▶ _What is being asked_
Copy out every line in the entries below that includes "ffffff".

(Items from a figure collection)
━━━━━━━━
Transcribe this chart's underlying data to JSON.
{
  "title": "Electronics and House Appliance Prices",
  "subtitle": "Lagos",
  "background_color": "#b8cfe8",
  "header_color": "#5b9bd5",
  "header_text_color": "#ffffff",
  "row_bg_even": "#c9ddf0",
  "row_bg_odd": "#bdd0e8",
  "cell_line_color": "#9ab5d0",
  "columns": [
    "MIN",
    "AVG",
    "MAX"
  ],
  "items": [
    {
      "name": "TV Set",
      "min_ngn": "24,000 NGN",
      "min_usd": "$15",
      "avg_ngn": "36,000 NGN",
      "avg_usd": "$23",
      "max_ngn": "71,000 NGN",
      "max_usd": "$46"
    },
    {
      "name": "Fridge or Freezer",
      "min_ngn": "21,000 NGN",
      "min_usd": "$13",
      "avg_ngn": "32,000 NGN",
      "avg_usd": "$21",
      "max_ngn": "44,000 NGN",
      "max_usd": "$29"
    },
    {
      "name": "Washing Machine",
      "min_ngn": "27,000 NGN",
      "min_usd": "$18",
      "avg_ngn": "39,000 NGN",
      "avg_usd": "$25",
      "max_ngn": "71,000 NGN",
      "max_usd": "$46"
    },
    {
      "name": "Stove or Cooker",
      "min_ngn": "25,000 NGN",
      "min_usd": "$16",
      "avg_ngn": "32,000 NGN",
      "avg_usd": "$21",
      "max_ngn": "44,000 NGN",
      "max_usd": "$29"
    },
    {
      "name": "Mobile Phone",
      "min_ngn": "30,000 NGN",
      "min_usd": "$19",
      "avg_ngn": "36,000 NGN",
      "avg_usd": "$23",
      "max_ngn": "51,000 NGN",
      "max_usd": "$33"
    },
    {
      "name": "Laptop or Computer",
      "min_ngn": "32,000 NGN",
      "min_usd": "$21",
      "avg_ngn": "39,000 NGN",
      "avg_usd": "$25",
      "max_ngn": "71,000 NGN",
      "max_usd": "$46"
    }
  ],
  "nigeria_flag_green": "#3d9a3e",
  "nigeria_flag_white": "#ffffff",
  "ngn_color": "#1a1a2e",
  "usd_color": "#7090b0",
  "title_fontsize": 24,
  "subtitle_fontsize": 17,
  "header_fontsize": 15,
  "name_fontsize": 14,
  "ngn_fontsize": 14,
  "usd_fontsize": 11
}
━━━━━━━━
▶ _The answer_
  "header_text_color": "#ffffff",
  "nigeria_flag_white": "#ffffff",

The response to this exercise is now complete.